Repeat the material in full. Keep every line exactly as it is.

## start

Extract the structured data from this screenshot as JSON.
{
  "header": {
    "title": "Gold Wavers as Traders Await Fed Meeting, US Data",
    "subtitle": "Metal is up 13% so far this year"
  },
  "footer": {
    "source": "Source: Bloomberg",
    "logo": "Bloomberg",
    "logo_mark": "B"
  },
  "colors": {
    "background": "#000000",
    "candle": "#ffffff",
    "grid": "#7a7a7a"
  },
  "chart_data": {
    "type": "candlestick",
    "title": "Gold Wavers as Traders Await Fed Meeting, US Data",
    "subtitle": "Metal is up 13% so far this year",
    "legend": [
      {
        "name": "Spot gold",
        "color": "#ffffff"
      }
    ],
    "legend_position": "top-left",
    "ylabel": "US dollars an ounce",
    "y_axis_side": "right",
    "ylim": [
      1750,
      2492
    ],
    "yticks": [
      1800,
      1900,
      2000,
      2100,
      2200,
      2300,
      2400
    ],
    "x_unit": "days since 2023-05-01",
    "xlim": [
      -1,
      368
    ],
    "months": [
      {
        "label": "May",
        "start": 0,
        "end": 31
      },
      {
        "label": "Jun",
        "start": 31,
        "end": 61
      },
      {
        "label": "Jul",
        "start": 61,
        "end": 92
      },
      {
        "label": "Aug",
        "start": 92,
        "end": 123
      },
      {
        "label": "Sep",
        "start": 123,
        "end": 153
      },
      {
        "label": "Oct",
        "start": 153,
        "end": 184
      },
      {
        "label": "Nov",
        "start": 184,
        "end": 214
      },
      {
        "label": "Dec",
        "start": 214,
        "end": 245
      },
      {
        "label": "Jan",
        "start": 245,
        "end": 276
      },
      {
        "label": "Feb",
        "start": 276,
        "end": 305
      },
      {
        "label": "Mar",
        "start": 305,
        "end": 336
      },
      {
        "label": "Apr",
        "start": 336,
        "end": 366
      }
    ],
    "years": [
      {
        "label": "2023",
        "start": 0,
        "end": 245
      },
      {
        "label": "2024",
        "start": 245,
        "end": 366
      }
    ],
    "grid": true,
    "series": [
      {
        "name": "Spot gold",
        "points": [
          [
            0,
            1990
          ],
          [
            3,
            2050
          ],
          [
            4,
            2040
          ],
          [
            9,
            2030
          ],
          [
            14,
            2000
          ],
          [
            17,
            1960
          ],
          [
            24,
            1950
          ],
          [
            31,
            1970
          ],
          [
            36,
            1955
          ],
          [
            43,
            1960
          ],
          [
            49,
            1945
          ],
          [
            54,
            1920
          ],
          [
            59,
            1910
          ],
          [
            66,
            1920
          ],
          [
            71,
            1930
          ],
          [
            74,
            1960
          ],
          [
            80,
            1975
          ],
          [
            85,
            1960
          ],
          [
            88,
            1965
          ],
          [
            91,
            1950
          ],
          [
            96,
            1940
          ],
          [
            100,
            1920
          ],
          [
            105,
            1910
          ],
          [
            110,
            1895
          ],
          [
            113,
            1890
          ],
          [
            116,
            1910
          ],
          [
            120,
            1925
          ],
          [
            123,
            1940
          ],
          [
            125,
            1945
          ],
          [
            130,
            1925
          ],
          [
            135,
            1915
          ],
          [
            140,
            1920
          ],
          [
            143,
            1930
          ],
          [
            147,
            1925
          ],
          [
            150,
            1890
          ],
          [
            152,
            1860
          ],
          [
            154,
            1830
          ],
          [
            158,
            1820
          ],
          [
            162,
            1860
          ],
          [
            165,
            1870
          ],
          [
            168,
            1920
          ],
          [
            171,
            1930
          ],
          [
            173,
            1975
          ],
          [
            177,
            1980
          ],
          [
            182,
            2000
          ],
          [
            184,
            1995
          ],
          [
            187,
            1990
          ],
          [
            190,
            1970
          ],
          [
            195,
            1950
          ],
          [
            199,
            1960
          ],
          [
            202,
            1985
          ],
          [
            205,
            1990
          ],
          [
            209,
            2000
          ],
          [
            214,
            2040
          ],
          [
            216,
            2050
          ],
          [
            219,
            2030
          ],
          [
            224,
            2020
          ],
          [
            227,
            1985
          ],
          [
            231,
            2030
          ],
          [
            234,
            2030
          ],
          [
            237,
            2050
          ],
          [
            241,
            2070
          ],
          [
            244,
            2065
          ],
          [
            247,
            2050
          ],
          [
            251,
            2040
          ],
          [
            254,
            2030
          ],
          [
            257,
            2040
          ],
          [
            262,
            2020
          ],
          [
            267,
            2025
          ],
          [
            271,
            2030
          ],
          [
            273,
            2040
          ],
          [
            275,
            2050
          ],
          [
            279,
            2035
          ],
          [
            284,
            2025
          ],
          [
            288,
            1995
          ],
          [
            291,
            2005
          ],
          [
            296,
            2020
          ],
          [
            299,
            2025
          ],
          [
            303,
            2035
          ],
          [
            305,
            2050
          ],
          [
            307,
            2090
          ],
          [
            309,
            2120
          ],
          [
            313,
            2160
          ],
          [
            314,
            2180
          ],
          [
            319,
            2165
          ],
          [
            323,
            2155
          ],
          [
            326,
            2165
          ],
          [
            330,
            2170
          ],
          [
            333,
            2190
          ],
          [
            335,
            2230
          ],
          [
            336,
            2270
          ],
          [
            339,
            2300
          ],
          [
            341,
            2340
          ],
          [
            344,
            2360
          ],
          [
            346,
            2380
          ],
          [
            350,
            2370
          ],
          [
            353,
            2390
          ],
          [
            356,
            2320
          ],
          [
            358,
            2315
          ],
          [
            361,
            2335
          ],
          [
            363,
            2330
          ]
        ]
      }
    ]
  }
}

## end

The response
Extract the structured data from this screenshot as JSON.
{
  "header": {
    "title": "Gold Wavers as Traders Await Fed Meeting, US Data",
    "subtitle": "Metal is up 13% so far this year"
  },
  "footer": {
    "source": "Source: Bloomberg",
    "logo": "Bloomberg",
    "logo_mark": "B"
  },
  "colors": {
    "background": "#000000",
    "candle": "#ffffff",
    "grid": "#7a7a7a"
  },
  "chart_data": {
    "type": "candlestick",
    "title": "Gold Wavers as Traders Await Fed Meeting, US Data",
    "subtitle": "Metal is up 13% so far this year",
    "legend": [
      {
        "name": "Spot gold",
        "color": "#ffffff"
      }
    ],
    "legend_position": "top-left",
    "ylabel": "US dollars an ounce",
    "y_axis_side": "right",
    "ylim": [
      1750,
      2492
    ],
    "yticks": [
      1800,
      1900,
      2000,
      2100,
      2200,
      2300,
      2400
    ],
    "x_unit": "days since 2023-05-01",
    "xlim": [
      -1,
      368
    ],
    "months": [
      {
        "label": "May",
        "start": 0,
        "end": 31
      },
      {
        "label": "Jun",
        "start": 31,
        "end": 61
      },
      {
        "label": "Jul",
        "start": 61,
        "end": 92
      },
      {
        "label": "Aug",
        "start": 92,
        "end": 123
      },
      {
        "label": "Sep",
        "start": 123,
        "end": 153
      },
      {
        "label": "Oct",
        "start": 153,
        "end": 184
      },
      {
        "label": "Nov",
        "start": 184,
        "end": 214
      },
      {
        "label": "Dec",
        "start": 214,
        "end": 245
      },
      {
        "label": "Jan",
        "start": 245,
        "end": 276
      },
      {
        "label": "Feb",
        "start": 276,
        "end": 305
      },
      {
        "label": "Mar",
        "start": 305,
        "end": 336
      },
      {
        "label": "Apr",
        "start": 336,
        "end": 366
      }
    ],
    "years": [
      {
        "label": "2023",
        "start": 0,
        "end": 245
      },
      {
        "label": "2024",
        "start": 245,
        "end": 366
      }
    ],
    "grid": true,
    "series": [
      {
        "name": "Spot gold",
        "points": [
          [
            0,
            1990
          ],
          [
            3,
            2050
          ],
          [
            4,
            2040
          ],
          [
            9,
            2030
          ],
          [
            14,
            2000
          ],
          [
            17,
            1960
          ],
          [
            24,
            1950
          ],
          [
            31,
            1970
          ],
          [
            36,
            1955
          ],
          [
            43,
            1960
          ],
          [
            49,
            1945
          ],
          [
            54,
            1920
          ],
          [
            59,
            1910
          ],
          [
            66,
            1920
          ],
          [
            71,
            1930
          ],
          [
            74,
            1960
          ],
          [
            80,
            1975
          ],
          [
            85,
            1960
          ],
          [
            88,
            1965
          ],
          [
            91,
            1950
          ],
          [
            96,
            1940
          ],
          [
            100,
            1920
          ],
          [
            105,
            1910
          ],
          [
            110,
            1895
          ],
          [
            113,
            1890
          ],
          [
            116,
            1910
          ],
          [
            120,
            1925
          ],
          [
            123,
            1940
          ],
          [
            125,
            1945
          ],
          [
            130,
            1925
          ],
          [
            135,
            1915
          ],
          [
            140,
            1920
          ],
          [
            143,
            1930
          ],
          [
            147,
            1925
          ],
          [
            150,
            1890
          ],
          [
            152,
            1860
          ],
          [
            154,
            1830
          ],
          [
            158,
            1820
          ],
          [
            162,
            1860
          ],
          [
            165,
            1870
          ],
          [
            168,
            1920
          ],
          [
            171,
            1930
          ],
          [
            173,
            1975
          ],
          [
            177,
            1980
          ],
          [
            182,
            2000
          ],
          [
            184,
            1995
          ],
          [
            187,
            1990
          ],
          [
            190,
            1970
          ],
          [
            195,
            1950
          ],
          [
            199,
            1960
          ],
          [
            202,
            1985
          ],
          [
            205,
            1990
          ],
          [
            209,
            2000
          ],
          [
            214,
            2040
          ],
          [
            216,
            2050
          ],
          [
            219,
            2030
          ],
          [
            224,
            2020
          ],
          [
            227,
            1985
          ],
          [
            231,
            2030
          ],
          [
            234,
            2030
          ],
          [
            237,
            2050
          ],
          [
            241,
            2070
          ],
          [
            244,
            2065
          ],
          [
            247,
            2050
          ],
          [
            251,
            2040
          ],
          [
            254,
            2030
          ],
          [
            257,
            2040
          ],
          [
            262,
            2020
          ],
          [
            267,
            2025
          ],
          [
            271,
            2030
          ],
          [
            273,
            2040
          ],
          [
            275,
            2050
          ],
          [
            279,
            2035
          ],
          [
            284,
            2025
          ],
          [
            288,
            1995
          ],
          [
            291,
            2005
          ],
          [
            296,
            2020
          ],
          [
            299,
            2025
          ],
          [
            303,
            2035
          ],
          [
            305,
            2050
          ],
          [
            307,
            2090
          ],
          [
            309,
            2120
          ],
          [
            313,
            2160
          ],
          [
            314,
            2180
          ],
          [
            319,
            2165
          ],
          [
            323,
            2155
          ],
          [
            326,
            2165
          ],
          [
            330,
            2170
          ],
          [
            333,
            2190
          ],
          [
            335,
            2230
          ],
          [
            336,
            2270
          ],
          [
            339,
            2300
          ],
          [
            341,
            2340
          ],
          [
            344,
            2360
          ],
          [
            346,
            2380
          ],
          [
            350,
            2370
          ],
          [
            353,
            2390
          ],
          [
            356,
            2320
          ],
          [
            358,
            2315
          ],
          [
            361,
            2335
          ],
          [
            363,
            2330
          ]
        ]
      }
    ]
  }
}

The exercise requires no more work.